* TASKS TO CARRY OUT:
[1] According to the book review, which publisher released A Nearly Normal Family?
[2] Copy the records from their very first line through the line containing "bar-cortisone-bc bbox=[329, 408, 377, 550]", including both the first and the last line.

* PASSAGE PROVIDED:
_____
A Nearly Normal Family

Pub Date:   |   Archive Date: 25 Sep 2019

Member Reviews

I lucked out majorly in receiving A Nearly Normal Family from NetGalley.  This book by M.T. Edvardsson was released by Celadon Books on 06/25/19.

When 18 year old Stella Sandell is accused of murdering a man 15 years older than her, Stella's parents feel compelled to defend her.  Her father (a pastor) and her mother (a lawyer) stretch their morals and beliefs as they struggle to free their daughter, while the rest of the town is screaming for her punishment.

This book was told in three parts-the father, the daughter, and the mother.  This was a unique take on a typical court situation and I really enjoyed it. I loved the layout of the book.  It was super interesting to each viewpoint without the others mixed in.  I was hooked from page 1.  I actually annoyed when I had to put this book down to run errands or work.  The father's part was probably my favorite.  It was so sincere.  I could really feel his pain through the pages as he struggled between his job and congregation against his daughter and wife.  Stella's viewpoint was equally as fascinating to me.  Teenagers can be annoying in books, or written the same way over and over.  I didn't mind Stella, even though she was quite selfish and vane.  The mother's part fell a little flat for me.  I left it wanting more.
_____
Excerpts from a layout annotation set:
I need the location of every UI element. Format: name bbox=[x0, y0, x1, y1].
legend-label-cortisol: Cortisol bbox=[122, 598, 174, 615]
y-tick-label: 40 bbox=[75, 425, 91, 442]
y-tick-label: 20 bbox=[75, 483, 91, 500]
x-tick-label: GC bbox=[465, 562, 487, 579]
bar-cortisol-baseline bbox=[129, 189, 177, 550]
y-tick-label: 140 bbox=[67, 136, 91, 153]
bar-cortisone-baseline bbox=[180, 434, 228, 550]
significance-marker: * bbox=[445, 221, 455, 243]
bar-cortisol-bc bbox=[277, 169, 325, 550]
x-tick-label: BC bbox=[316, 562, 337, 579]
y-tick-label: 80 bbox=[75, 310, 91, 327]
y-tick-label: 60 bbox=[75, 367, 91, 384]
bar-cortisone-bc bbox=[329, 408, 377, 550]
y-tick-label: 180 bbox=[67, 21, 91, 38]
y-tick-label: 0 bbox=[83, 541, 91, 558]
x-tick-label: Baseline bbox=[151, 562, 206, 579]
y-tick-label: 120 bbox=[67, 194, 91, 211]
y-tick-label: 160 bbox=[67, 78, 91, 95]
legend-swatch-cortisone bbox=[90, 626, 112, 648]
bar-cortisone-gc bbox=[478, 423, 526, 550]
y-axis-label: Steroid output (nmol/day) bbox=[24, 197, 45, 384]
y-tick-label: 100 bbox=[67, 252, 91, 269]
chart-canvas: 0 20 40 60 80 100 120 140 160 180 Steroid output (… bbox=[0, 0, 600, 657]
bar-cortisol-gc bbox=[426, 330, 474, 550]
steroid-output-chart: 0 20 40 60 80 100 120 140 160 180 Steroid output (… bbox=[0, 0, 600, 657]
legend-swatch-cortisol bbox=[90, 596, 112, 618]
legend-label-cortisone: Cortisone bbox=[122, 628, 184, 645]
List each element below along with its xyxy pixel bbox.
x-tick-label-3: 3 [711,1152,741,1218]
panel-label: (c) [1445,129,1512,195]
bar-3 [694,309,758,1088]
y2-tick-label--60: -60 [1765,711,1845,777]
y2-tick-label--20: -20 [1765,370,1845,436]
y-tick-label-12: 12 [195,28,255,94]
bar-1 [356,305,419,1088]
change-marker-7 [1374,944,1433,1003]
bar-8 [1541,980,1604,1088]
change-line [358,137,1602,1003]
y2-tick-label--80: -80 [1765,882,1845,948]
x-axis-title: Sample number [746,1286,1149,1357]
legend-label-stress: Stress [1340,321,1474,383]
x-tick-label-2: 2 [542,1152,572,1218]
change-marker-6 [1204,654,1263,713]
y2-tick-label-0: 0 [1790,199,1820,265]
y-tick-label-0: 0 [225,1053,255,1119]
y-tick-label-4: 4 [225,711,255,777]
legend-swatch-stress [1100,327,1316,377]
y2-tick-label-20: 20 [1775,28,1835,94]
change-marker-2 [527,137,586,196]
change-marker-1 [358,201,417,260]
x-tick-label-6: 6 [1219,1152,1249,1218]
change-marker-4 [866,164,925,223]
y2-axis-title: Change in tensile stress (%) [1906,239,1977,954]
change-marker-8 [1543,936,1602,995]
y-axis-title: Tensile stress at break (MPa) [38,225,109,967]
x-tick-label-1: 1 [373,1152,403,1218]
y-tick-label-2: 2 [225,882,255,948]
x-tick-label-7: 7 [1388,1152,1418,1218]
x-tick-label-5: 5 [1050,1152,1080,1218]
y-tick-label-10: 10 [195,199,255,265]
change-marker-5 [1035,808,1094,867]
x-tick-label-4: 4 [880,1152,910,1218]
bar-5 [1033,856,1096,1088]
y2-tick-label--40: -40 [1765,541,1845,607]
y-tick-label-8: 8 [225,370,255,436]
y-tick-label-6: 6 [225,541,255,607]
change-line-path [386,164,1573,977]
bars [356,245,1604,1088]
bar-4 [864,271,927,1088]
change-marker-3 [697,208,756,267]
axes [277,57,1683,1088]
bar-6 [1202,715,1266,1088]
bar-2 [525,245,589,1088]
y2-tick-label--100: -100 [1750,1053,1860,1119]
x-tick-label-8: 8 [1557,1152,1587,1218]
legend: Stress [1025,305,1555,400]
_____
* OUTPUTS:
[1] Celadon Books

[2]
I need the location of every UI element. Format: name bbox=[x0, y0, x1, y1].
legend-label-cortisol: Cortisol bbox=[122, 598, 174, 615]
y-tick-label: 40 bbox=[75, 425, 91, 442]
y-tick-label: 20 bbox=[75, 483, 91, 500]
x-tick-label: GC bbox=[465, 562, 487, 579]
bar-cortisol-baseline bbox=[129, 189, 177, 550]
y-tick-label: 140 bbox=[67, 136, 91, 153]
bar-cortisone-baseline bbox=[180, 434, 228, 550]
significance-marker: * bbox=[445, 221, 455, 243]
bar-cortisol-bc bbox=[277, 169, 325, 550]
x-tick-label: BC bbox=[316, 562, 337, 579]
y-tick-label: 80 bbox=[75, 310, 91, 327]
y-tick-label: 60 bbox=[75, 367, 91, 384]
bar-cortisone-bc bbox=[329, 408, 377, 550]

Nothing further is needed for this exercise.